▶ [Extracted entries]:
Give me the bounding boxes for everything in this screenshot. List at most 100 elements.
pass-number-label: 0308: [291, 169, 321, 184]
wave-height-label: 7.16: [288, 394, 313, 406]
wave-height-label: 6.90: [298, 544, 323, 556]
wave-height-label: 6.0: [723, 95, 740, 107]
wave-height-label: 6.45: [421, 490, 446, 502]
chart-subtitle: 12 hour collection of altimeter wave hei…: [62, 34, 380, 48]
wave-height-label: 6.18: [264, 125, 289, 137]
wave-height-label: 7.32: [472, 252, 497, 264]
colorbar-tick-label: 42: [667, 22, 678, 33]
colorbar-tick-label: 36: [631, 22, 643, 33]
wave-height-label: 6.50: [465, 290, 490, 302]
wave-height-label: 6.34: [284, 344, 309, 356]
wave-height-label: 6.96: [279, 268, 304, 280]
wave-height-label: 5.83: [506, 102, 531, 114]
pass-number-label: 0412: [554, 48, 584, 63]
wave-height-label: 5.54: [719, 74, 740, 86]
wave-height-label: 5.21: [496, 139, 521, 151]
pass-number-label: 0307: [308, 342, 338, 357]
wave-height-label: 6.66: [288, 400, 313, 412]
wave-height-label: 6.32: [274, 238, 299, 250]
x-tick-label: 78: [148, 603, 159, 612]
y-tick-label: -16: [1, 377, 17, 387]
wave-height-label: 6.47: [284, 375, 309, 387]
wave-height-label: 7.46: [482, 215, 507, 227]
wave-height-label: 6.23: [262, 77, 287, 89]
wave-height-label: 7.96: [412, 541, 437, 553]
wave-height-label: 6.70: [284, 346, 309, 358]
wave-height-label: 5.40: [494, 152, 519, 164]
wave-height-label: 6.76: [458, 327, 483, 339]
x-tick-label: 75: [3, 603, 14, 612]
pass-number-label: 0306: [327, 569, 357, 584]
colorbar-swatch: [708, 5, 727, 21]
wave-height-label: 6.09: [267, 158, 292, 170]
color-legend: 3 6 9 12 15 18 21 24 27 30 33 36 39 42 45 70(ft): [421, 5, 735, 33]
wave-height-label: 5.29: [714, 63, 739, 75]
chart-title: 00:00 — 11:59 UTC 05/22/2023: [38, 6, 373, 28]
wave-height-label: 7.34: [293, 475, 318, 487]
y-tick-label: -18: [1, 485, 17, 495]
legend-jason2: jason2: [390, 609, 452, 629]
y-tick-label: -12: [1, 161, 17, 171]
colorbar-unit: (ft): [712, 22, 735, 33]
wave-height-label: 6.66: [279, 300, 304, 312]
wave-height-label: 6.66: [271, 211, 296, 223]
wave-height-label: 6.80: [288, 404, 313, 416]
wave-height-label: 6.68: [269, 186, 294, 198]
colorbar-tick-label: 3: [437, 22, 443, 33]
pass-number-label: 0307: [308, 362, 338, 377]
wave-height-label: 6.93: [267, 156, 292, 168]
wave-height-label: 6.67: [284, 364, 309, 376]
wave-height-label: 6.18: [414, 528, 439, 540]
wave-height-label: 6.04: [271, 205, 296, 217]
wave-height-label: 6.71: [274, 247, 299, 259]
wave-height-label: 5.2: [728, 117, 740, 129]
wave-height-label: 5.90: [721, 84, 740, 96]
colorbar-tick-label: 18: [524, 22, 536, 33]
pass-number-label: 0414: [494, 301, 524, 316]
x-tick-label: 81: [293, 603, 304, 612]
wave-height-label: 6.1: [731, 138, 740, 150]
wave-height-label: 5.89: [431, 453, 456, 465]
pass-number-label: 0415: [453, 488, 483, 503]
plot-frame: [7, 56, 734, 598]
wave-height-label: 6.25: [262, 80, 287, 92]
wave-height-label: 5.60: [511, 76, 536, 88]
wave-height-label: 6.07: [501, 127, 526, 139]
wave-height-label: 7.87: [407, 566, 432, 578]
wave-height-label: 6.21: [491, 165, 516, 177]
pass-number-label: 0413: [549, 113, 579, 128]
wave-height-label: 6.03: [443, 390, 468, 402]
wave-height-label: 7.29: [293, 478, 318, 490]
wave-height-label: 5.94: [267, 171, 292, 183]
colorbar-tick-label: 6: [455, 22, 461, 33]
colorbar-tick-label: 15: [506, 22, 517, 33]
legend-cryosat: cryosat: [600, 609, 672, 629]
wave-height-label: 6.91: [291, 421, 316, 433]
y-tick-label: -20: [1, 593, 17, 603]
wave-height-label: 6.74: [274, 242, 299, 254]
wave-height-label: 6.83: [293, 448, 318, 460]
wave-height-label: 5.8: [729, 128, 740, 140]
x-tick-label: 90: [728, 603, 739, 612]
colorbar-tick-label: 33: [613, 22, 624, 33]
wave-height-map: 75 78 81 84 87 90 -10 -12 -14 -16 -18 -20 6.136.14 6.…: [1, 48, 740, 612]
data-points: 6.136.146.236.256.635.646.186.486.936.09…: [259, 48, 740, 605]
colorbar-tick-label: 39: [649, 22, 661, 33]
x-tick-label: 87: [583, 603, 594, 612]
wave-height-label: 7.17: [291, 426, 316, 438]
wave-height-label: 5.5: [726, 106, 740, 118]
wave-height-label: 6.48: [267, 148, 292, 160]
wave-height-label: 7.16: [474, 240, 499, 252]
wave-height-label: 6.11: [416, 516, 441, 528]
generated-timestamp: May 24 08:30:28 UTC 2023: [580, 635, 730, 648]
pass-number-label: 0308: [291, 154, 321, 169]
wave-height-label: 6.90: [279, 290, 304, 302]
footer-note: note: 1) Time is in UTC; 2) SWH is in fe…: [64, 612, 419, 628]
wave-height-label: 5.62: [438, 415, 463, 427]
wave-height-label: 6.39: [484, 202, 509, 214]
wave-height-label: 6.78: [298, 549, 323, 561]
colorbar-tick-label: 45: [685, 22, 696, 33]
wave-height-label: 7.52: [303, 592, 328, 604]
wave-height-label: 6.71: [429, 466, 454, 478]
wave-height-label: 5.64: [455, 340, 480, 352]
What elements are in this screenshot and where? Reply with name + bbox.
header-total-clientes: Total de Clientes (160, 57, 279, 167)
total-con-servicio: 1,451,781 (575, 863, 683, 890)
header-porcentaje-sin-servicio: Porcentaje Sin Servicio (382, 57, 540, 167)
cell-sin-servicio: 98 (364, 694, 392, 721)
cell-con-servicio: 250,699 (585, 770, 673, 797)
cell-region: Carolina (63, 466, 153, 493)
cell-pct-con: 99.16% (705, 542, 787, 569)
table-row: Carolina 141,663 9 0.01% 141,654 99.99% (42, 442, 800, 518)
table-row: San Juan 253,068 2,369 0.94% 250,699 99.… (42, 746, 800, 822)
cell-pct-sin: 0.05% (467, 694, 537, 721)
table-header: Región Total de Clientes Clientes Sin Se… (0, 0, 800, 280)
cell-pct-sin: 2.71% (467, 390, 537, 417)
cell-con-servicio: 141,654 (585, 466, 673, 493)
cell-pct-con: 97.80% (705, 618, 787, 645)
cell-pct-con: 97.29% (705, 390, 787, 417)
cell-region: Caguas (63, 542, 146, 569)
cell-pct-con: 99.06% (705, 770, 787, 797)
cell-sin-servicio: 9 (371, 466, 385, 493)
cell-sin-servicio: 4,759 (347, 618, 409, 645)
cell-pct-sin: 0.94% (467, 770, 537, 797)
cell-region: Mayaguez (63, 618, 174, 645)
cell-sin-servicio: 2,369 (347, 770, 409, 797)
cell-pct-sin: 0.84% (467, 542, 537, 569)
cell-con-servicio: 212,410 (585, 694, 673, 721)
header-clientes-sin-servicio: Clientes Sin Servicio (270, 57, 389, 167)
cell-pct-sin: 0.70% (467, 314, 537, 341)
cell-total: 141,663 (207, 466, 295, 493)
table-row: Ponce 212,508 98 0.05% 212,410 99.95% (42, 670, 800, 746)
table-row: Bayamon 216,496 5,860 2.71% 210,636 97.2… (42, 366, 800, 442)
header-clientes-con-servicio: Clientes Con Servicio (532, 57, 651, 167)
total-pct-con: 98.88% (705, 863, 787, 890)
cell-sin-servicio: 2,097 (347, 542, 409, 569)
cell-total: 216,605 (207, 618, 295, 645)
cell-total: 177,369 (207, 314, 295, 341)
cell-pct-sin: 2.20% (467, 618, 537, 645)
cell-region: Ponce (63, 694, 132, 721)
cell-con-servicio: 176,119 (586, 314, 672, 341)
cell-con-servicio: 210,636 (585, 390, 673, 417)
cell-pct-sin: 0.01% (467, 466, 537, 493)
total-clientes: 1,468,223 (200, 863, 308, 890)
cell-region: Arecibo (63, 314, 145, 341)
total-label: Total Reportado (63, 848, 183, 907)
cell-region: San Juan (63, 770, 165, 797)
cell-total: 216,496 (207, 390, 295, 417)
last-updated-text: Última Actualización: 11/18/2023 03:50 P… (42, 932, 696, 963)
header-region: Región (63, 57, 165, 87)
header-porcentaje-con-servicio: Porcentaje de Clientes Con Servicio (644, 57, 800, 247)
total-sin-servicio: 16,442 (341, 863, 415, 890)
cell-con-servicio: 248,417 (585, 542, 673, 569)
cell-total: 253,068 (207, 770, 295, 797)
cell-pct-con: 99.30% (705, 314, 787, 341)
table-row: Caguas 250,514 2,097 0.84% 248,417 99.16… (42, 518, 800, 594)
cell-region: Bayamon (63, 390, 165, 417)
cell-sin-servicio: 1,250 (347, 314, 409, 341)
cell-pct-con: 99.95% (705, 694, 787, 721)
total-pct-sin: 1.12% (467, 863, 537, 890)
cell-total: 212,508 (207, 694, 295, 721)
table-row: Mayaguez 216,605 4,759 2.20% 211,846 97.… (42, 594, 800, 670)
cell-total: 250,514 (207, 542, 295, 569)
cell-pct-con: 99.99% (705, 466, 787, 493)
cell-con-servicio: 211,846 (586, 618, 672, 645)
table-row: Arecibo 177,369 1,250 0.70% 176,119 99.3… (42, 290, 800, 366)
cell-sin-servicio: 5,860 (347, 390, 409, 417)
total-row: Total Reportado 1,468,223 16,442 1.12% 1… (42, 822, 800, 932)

▶ [Written task]:
From the beginning of the records through the line containing "colorbar-tick-label: 36: [631, 22, 643, 33]", rename "wave-height-label" to "wave-height-tag" and give those lines again with nothing else altered.

▶ [Result of the exercise]:
Give me the bounding boxes for everything in this screenshot. List at most 100 elements.
pass-number-label: 0308: [291, 169, 321, 184]
wave-height-tag: 7.16: [288, 394, 313, 406]
wave-height-tag: 6.90: [298, 544, 323, 556]
wave-height-tag: 6.0: [723, 95, 740, 107]
wave-height-tag: 6.45: [421, 490, 446, 502]
chart-subtitle: 12 hour collection of altimeter wave hei…: [62, 34, 380, 48]
wave-height-tag: 6.18: [264, 125, 289, 137]
wave-height-tag: 7.32: [472, 252, 497, 264]
colorbar-tick-label: 42: [667, 22, 678, 33]
colorbar-tick-label: 36: [631, 22, 643, 33]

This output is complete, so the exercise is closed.